Task to complete. Search the data below for the word "przypadku" and copy each line that holds it.

Records supplied.
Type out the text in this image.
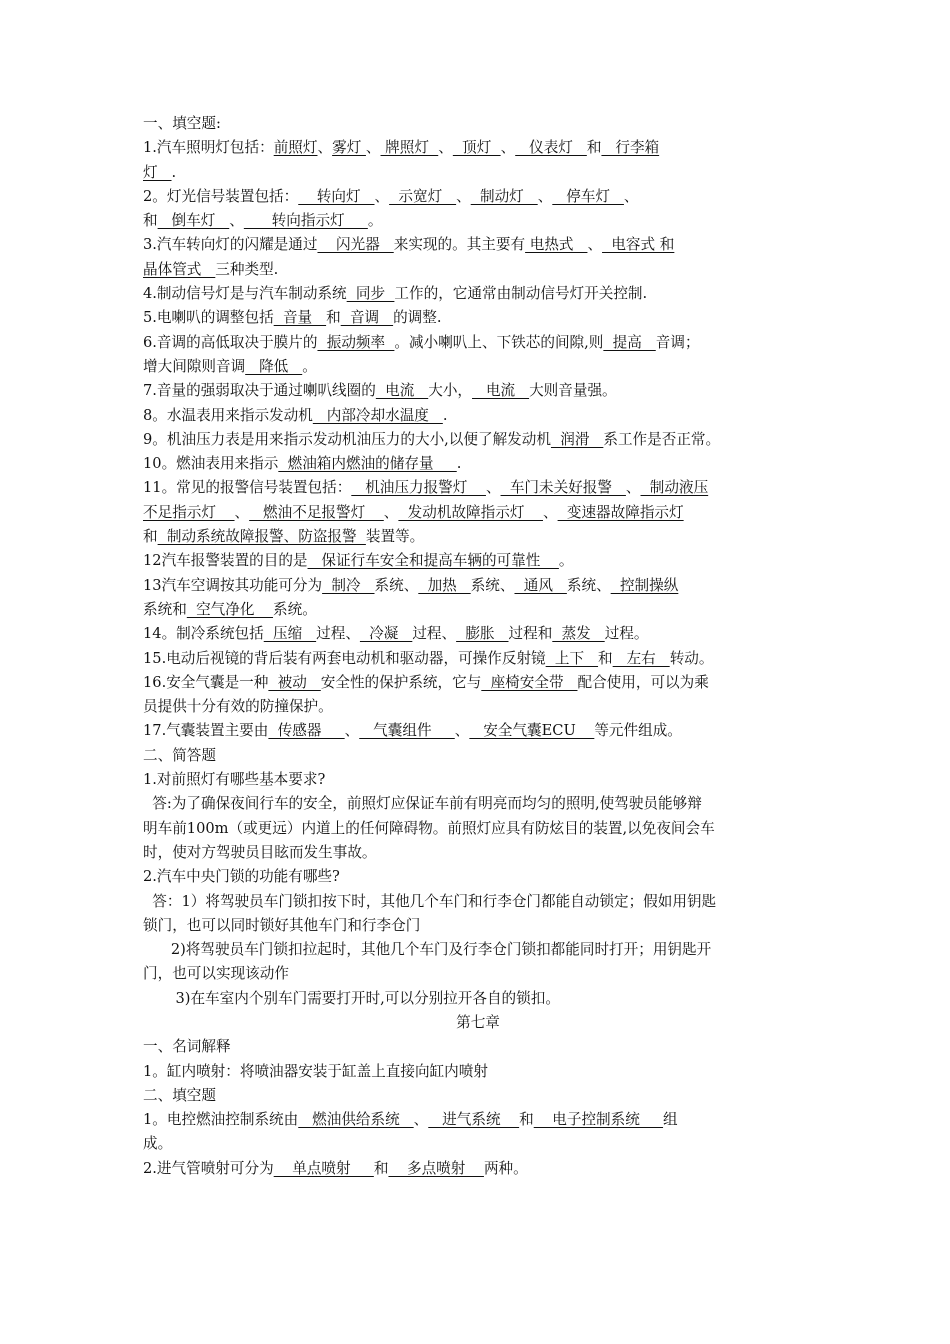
一、填空题:
1.汽车照明灯包括：前照灯、雾灯 、 牌照灯  、  顶灯  、   仪表灯   和   行李箱
灯   .
2。灯光信号装置包括：    转向灯   、  示宽灯   、  制动灯   、   停车灯   、
和   倒车灯   、      转向指示灯     。
3.汽车转向灯的闪耀是通过    闪光器   来实现的。其主要有 电热式   、  电容式 和
晶体管式   三种类型.
4.制动信号灯是与汽车制动系统  同步  工作的，它通常由制动信号灯开关控制.
5.电喇叭的调整包括  音量   和  音调   的调整.
6.音调的高低取决于膜片的  振动频率  。减小喇叭上、下铁芯的间隙,则  提高   音调；
增大间隙则音调   降低   。
7.音量的强弱取决于通过喇叭线圈的  电流   大小，   电流   大则音量强。
8。水温表用来指示发动机   内部冷却水温度   .
9。机油压力表是用来指示发动机油压力的大小,以便了解发动机  润滑   系工作是否正常。
10。燃油表用来指示  燃油箱内燃油的储存量     .
11。常见的报警信号装置包括：   机油压力报警灯    、  车门未关好报警   、  制动液压
不足指示灯    、   燃油不足报警灯    、  发动机故障指示灯    、  变速器故障指示灯
和  制动系统故障报警、防盗报警  装置等。
12汽车报警装置的目的是   保证行车安全和提高车辆的可靠性    。
13汽车空调按其功能可分为  制冷   系统、  加热   系统、  通风   系统、  控制操纵
系统和  空气净化    系统。
14。制冷系统包括  压缩   过程、  冷凝   过程、  膨胀   过程和  蒸发   过程。
15.电动后视镜的背后装有两套电动机和驱动器，可操作反射镜  上下   和   左右   转动。
16.安全气囊是一种  被动   安全性的保护系统，它与  座椅安全带   配合使用，可以为乘
员提供十分有效的防撞保护。
17.气囊装置主要由  传感器     、   气囊组件     、   安全气囊ECU    等元件组成。
二、简答题
1.对前照灯有哪些基本要求?
答:为了确保夜间行车的安全，前照灯应保证车前有明亮而均匀的照明,使驾驶员能够辩
明车前100m（或更远）内道上的任何障碍物。前照灯应具有防炫目的装置,以免夜间会车
时，使对方驾驶员目眩而发生事故。
2.汽车中央门锁的功能有哪些?
答：1）将驾驶员车门锁扣按下时，其他几个车门和行李仓门都能自动锁定；假如用钥匙
锁门，也可以同时锁好其他车门和行李仓门
2)将驾驶员车门锁扣拉起时，其他几个车门及行李仓门锁扣都能同时打开；用钥匙开
门，也可以实现该动作
3)在车室内个别车门需要打开时,可以分别拉开各自的锁扣。
第七章
一、名词解释
1。缸内喷射：将喷油器安装于缸盖上直接向缸内喷射
二、填空题
1。电控燃油控制系统由   燃油供给系统   、   进气系统    和    电子控制系统     组
成。
2.进气管喷射可分为    单点喷射     和    多点喷射    两种。
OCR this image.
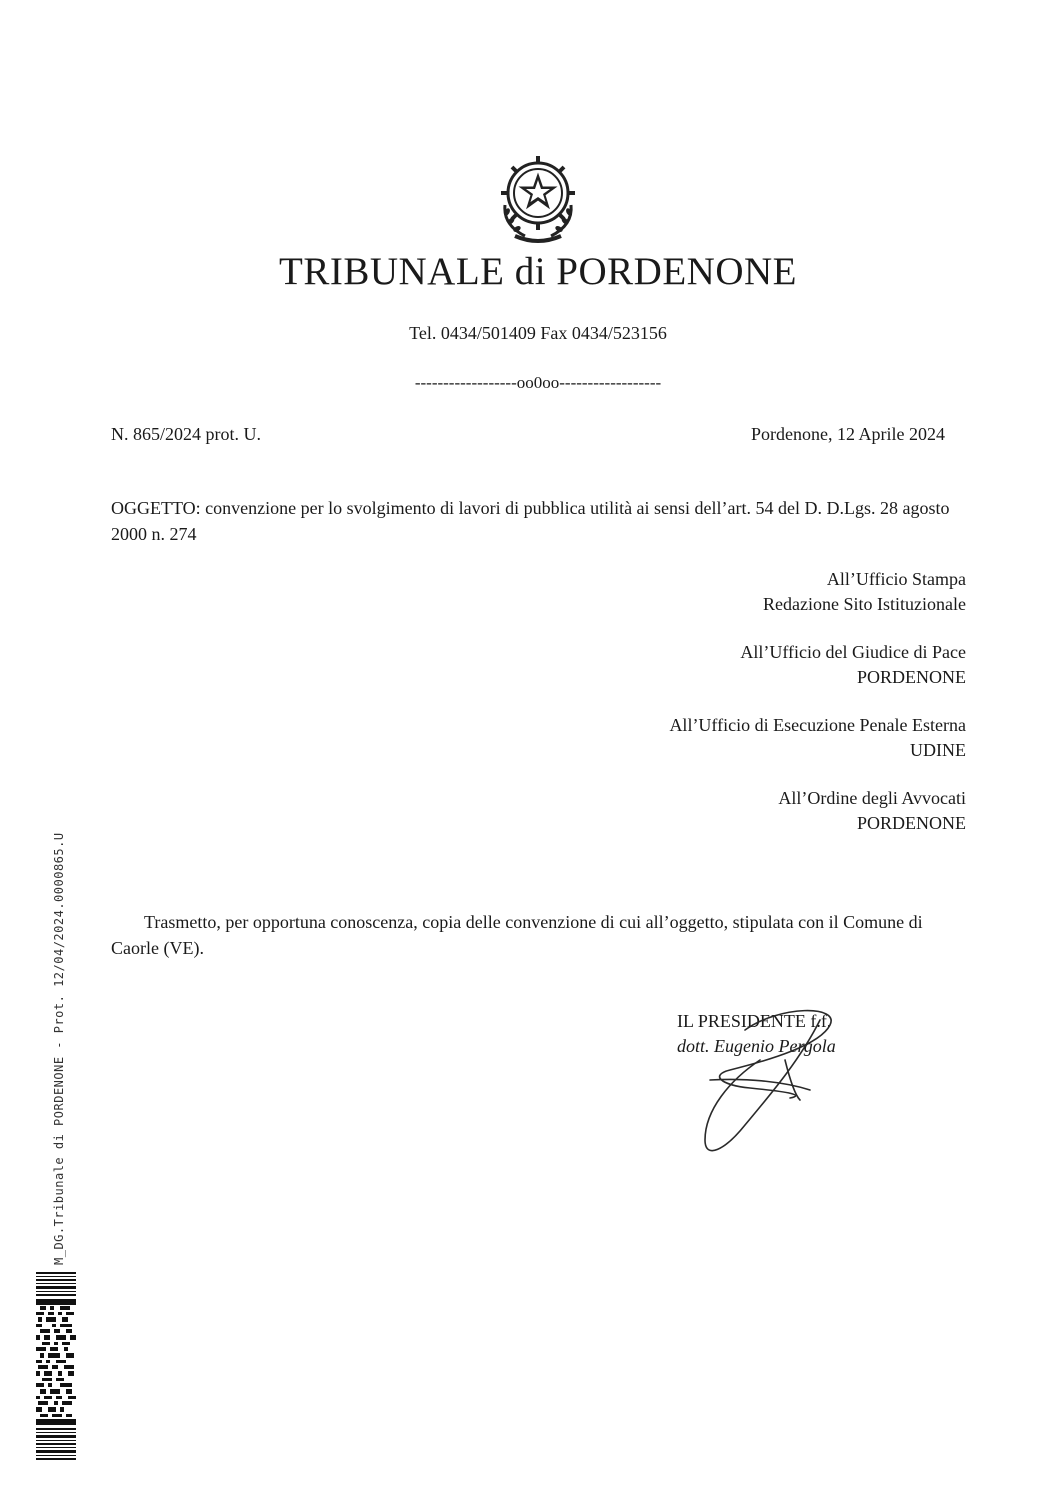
TRIBUNALE di PORDENONE
Tel. 0434/501409 Fax 0434/523156
------------------oo0oo------------------
N. 865/2024 prot. U.	Pordenone, 12 Aprile 2024
OGGETTO: convenzione per lo svolgimento di lavori di pubblica utilità ai sensi dell’art. 54 del D. D.Lgs. 28 agosto 2000 n. 274
All’Ufficio Stampa
Redazione Sito Istituzionale
All’Ufficio del Giudice di Pace
PORDENONE
All’Ufficio di Esecuzione Penale Esterna
UDINE
All’Ordine degli Avvocati
PORDENONE
Trasmetto, per opportuna conoscenza, copia delle convenzione di cui all’oggetto, stipulata con il Comune di Caorle (VE).
IL PRESIDENTE f.f.
dott. Eugenio Pergola
M_DG.Tribunale di PORDENONE - Prot. 12/04/2024.0000865.U
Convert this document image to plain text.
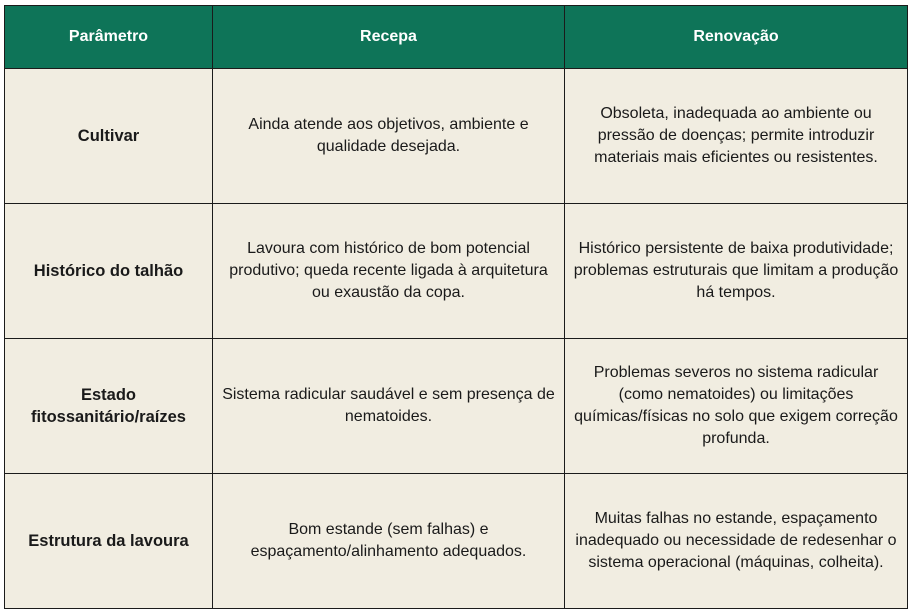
Parâmetro	Recepa	Renovação
Cultivar	Ainda atende aos objetivos, ambiente e qualidade desejada.	Obsoleta, inadequada ao ambiente ou pressão de doenças; permite introduzir materiais mais eficientes ou resistentes.
Histórico do talhão	Lavoura com histórico de bom potencial produtivo; queda recente ligada à arquitetura ou exaustão da copa.	Histórico persistente de baixa produtividade; problemas estruturais que limitam a produção há tempos.
Estado fitossanitário/raízes	Sistema radicular saudável e sem presença de nematoides.	Problemas severos no sistema radicular (como nematoides) ou limitações químicas/físicas no solo que exigem correção profunda.
Estrutura da lavoura	Bom estande (sem falhas) e espaçamento/alinhamento adequados.	Muitas falhas no estande, espaçamento inadequado ou necessidade de redesenhar o sistema operacional (máquinas, colheita).
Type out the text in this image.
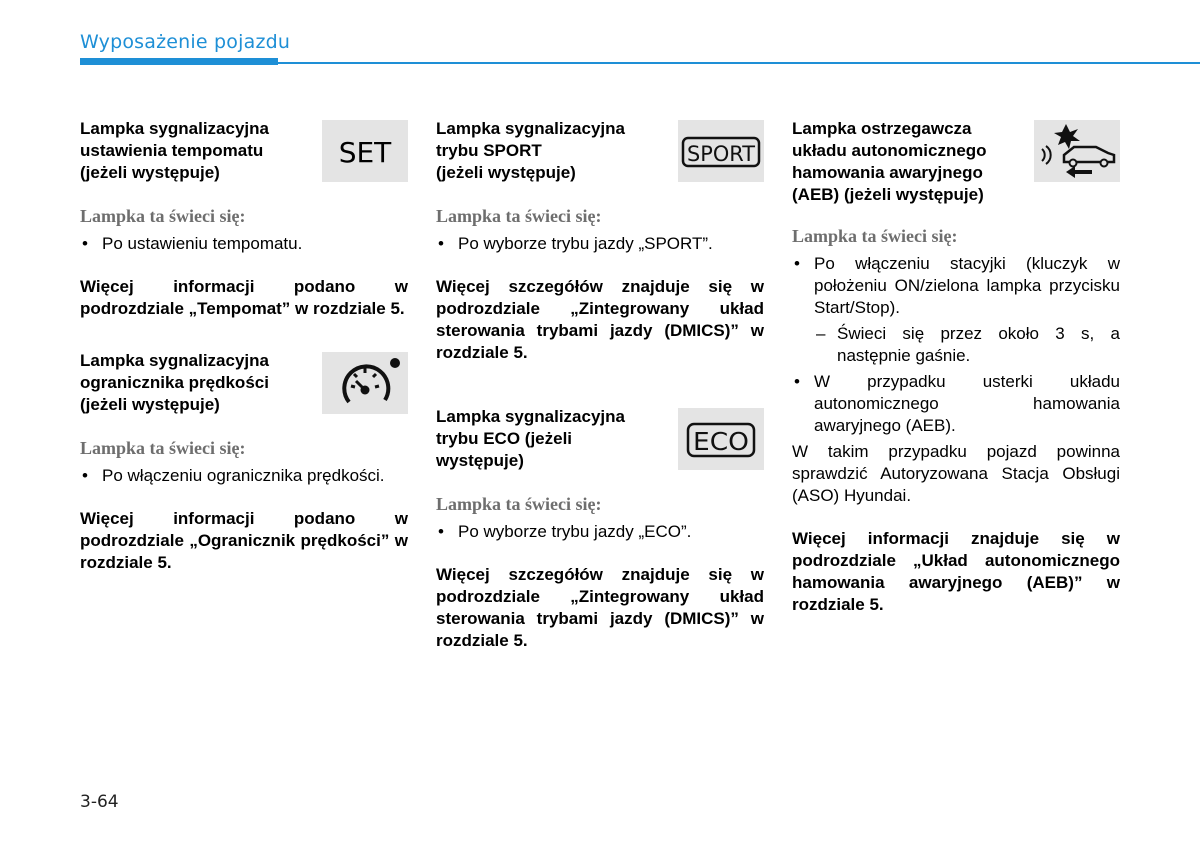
Wyposażenie pojazdu
Lampka sygnalizacyjna
ustawienia tempomatu
(jeżeli występuje)
SET
Lampka ta świeci się:
• Po ustawieniu tempomatu.
Więcej informacji podano w podrozdziale „Tempomat” w rozdziale 5.
Lampka sygnalizacyjna
ogranicznika prędkości
(jeżeli występuje)
Lampka ta świeci się:
• Po włączeniu ogranicznika prędkości.
Więcej informacji podano w podrozdziale „Ogranicznik prędkości” w rozdziale 5.
Lampka sygnalizacyjna
trybu SPORT
(jeżeli występuje)
SPORT
Lampka ta świeci się:
• Po wyborze trybu jazdy „SPORT”.
Więcej szczegółów znajduje się w podrozdziale „Zintegrowany układ sterowania trybami jazdy (DMICS)” w rozdziale 5.
Lampka sygnalizacyjna
trybu ECO (jeżeli
występuje)
ECO
Lampka ta świeci się:
• Po wyborze trybu jazdy „ECO”.
Więcej szczegółów znajduje się w podrozdziale „Zintegrowany układ sterowania trybami jazdy (DMICS)” w rozdziale 5.
Lampka ostrzegawcza
układu autonomicznego
hamowania awaryjnego
(AEB) (jeżeli występuje)
Lampka ta świeci się:
• Po włączeniu stacyjki (kluczyk w położeniu ON/zielona lampka przycisku Start/Stop).
– Świeci się przez około 3 s, a następnie gaśnie.
• W przypadku usterki układu autonomicznego hamowania awaryjnego (AEB).
W takim przypadku pojazd powinna sprawdzić Autoryzowana Stacja Obsługi (ASO) Hyundai.
Więcej informacji znajduje się w podrozdziale „Układ autonomicznego hamowania awaryjnego (AEB)” w rozdziale 5.
3-64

Task answer.
• W przypadku usterki układu autonomicznego hamowania awaryjnego (AEB).
W takim przypadku pojazd powinna sprawdzić Autoryzowana Stacja Obsługi (ASO) Hyundai.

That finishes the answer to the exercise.